(Recorded data)
==*==

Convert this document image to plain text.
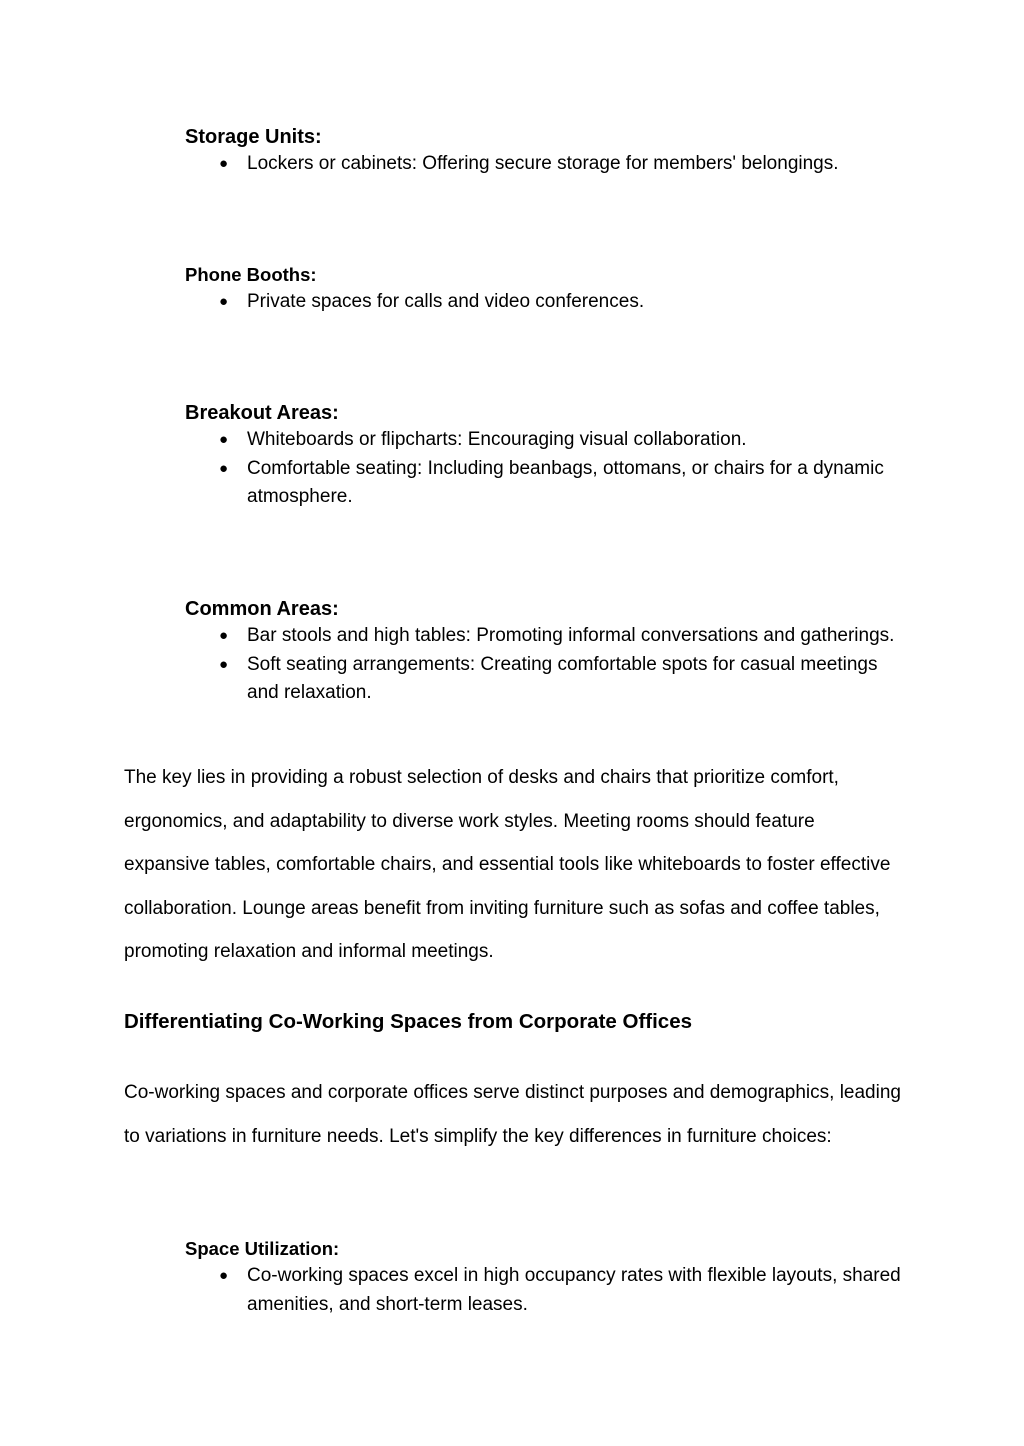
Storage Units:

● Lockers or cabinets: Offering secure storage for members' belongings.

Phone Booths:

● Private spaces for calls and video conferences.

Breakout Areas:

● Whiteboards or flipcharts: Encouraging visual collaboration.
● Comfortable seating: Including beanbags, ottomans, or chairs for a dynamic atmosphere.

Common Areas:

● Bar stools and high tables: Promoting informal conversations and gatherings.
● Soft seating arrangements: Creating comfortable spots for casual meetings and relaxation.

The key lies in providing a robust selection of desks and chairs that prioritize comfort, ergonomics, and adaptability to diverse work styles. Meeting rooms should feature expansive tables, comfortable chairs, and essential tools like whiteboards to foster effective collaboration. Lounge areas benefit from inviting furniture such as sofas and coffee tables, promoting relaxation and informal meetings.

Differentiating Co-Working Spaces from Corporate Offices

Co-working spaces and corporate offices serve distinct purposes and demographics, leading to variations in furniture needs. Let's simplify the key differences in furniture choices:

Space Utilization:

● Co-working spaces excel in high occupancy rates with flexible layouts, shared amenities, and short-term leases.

==*==

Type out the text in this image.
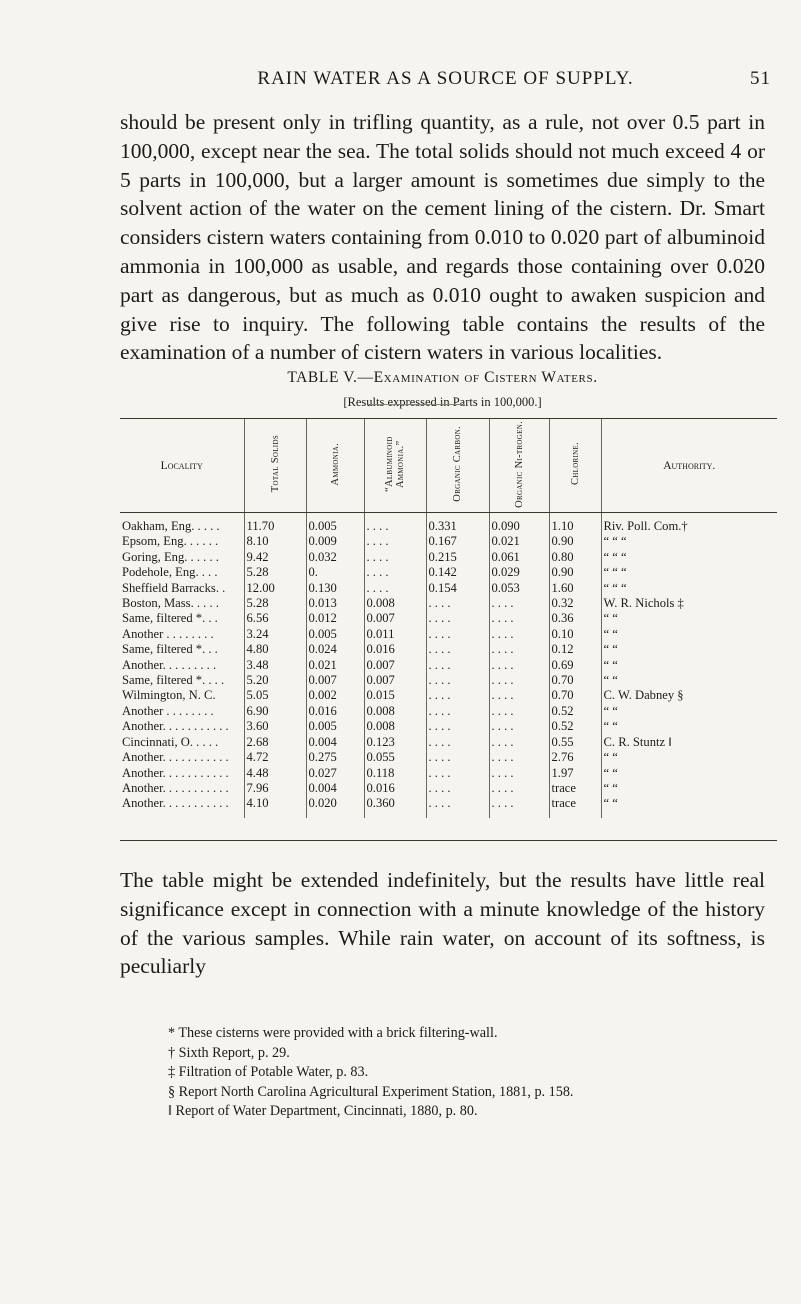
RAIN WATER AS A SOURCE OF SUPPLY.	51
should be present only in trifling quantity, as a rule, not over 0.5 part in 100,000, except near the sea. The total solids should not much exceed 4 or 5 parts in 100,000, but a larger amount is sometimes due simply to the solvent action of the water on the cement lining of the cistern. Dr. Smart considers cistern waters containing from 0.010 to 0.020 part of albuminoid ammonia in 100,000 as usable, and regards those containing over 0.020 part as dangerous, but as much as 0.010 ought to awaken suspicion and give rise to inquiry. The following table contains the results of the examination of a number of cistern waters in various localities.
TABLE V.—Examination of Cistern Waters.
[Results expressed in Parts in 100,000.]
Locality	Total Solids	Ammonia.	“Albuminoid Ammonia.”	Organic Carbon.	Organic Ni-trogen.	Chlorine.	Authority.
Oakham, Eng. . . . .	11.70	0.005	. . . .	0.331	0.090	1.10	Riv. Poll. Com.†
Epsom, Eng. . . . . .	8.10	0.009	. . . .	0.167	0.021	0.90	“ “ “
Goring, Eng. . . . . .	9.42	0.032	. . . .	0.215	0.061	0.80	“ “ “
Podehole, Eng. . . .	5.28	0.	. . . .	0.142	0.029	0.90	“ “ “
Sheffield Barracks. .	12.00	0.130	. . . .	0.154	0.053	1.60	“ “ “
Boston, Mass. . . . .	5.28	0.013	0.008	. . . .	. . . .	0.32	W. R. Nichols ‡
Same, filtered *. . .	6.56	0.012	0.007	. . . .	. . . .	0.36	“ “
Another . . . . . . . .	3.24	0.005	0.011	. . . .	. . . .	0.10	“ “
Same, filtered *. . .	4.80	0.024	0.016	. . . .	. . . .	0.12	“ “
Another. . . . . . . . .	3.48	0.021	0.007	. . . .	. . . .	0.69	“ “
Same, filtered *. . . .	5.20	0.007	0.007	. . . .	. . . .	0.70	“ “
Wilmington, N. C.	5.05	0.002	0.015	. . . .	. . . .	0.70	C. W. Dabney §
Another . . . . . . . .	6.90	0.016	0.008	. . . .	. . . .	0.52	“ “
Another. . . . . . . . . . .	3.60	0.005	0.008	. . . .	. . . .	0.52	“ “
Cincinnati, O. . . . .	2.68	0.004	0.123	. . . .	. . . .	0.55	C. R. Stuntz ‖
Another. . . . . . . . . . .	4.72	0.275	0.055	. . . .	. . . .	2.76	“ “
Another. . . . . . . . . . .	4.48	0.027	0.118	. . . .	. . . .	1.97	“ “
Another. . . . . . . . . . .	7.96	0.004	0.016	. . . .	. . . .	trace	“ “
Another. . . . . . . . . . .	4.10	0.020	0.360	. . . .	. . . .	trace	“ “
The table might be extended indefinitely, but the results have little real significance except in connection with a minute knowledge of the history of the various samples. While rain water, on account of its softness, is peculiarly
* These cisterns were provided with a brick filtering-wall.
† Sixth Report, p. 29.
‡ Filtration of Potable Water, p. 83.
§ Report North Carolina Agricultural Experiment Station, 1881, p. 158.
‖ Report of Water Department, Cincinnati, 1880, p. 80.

==*==

Search the entries for "Cincinnati" and copy out each line that has it.

Cincinnati, O. . . . .	2.68	0.004	0.123	. . . .	. . . .	0.55	C. R. Stuntz ‖
‖ Report of Water Department, Cincinnati, 1880, p. 80.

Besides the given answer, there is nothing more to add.